----- Supplied records

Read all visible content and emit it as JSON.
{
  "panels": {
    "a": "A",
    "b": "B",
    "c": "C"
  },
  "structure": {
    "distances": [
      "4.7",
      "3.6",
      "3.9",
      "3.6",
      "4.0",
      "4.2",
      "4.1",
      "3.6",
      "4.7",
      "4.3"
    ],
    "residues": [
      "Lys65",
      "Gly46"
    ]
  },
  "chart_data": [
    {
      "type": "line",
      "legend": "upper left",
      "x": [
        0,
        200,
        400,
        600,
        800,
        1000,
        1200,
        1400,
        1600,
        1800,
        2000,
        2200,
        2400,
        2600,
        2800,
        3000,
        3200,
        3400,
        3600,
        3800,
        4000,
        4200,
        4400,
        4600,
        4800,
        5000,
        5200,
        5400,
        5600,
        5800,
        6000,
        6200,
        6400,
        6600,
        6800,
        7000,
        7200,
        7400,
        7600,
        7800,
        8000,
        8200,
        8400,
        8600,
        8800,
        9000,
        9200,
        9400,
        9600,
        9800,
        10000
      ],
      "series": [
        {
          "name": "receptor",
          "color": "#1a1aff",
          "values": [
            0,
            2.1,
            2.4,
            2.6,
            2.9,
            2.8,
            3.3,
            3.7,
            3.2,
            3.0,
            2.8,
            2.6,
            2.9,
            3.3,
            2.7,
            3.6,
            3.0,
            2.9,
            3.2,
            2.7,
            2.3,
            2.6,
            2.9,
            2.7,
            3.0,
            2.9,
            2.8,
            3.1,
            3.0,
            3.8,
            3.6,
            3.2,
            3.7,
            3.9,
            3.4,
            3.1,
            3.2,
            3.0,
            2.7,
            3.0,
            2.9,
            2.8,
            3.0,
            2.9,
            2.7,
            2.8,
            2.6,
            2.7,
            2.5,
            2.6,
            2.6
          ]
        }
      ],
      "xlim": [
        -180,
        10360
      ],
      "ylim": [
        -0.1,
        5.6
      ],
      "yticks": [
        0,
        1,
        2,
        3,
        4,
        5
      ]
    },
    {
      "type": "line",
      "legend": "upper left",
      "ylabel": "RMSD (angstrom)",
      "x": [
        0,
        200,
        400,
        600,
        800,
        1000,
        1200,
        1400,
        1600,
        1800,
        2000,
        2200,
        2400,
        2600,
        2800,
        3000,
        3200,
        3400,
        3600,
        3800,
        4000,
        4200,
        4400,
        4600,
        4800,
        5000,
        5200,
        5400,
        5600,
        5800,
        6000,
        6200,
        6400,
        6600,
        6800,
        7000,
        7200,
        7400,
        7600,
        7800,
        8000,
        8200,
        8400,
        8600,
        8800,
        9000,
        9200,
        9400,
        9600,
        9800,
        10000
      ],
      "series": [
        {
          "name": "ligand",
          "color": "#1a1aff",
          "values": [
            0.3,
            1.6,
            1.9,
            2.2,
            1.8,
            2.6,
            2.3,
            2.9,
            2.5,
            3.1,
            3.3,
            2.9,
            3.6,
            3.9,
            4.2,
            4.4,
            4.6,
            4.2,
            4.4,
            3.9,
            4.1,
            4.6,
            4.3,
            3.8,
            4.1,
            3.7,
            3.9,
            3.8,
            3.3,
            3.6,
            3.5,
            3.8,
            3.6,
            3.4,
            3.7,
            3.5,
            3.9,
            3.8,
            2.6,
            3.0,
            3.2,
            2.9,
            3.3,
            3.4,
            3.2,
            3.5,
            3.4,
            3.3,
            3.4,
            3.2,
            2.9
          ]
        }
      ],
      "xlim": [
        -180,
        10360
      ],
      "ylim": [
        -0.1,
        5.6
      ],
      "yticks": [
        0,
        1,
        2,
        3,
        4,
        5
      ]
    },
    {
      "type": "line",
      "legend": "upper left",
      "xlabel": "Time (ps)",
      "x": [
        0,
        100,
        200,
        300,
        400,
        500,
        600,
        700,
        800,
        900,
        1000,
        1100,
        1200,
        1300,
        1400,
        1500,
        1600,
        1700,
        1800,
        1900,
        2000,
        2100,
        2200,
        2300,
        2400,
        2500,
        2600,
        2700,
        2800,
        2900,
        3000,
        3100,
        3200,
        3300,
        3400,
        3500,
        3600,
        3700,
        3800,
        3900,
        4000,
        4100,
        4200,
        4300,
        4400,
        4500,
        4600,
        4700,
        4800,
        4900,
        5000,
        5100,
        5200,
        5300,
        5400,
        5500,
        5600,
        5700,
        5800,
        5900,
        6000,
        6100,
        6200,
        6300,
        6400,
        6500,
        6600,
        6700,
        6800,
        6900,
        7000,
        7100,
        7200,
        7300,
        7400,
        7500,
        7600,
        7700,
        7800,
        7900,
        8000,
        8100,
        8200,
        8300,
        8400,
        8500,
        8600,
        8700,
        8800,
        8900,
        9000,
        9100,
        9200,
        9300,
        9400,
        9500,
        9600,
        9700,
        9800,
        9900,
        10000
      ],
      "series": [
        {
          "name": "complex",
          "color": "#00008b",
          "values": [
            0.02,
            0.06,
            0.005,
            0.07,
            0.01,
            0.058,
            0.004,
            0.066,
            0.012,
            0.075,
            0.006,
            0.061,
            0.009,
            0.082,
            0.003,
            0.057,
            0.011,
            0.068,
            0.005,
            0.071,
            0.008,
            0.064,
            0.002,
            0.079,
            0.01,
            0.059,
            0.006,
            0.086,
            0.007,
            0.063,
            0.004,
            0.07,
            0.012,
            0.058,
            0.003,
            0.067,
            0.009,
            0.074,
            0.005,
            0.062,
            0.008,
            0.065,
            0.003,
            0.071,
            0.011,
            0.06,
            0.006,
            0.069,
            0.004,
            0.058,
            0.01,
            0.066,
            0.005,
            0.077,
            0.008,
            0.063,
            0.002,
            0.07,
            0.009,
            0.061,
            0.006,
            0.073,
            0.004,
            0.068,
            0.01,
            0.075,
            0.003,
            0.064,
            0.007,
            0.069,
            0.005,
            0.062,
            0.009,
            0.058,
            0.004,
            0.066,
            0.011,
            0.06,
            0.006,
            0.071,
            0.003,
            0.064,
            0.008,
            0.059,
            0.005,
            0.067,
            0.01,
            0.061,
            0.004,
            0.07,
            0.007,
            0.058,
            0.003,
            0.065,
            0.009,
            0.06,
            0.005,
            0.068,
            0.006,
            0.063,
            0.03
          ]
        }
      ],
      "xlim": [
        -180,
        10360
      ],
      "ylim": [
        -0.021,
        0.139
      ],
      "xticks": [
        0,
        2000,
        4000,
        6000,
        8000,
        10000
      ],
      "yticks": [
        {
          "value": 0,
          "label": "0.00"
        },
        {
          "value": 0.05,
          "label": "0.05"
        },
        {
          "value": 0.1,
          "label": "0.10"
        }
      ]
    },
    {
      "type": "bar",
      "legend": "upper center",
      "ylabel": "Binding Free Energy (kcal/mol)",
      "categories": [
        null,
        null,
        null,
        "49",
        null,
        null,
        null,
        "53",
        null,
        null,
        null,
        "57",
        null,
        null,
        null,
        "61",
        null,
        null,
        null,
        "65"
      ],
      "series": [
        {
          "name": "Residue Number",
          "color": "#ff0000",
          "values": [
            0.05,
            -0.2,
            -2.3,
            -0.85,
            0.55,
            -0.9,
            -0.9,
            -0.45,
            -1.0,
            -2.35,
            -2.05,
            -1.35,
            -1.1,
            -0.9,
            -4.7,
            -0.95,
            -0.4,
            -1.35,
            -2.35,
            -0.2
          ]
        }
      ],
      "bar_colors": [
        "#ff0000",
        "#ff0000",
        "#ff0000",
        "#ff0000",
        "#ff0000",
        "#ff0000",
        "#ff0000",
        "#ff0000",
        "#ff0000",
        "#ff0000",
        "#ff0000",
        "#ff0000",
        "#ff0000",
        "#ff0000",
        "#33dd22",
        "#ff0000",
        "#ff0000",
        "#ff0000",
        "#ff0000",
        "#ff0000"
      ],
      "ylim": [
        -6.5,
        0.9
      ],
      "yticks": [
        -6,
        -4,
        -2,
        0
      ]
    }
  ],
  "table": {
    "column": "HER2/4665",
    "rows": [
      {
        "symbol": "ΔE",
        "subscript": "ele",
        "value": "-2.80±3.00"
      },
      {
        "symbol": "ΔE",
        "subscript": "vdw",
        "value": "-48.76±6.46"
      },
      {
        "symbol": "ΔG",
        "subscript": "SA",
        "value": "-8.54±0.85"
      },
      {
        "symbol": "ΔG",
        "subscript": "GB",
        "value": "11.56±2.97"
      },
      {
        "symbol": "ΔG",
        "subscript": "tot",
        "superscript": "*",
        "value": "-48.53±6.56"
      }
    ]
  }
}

----------

## Stated exercise
Only a number is wanted here: how many lines in the data above include the string "ylabel"?

## Problem solution
2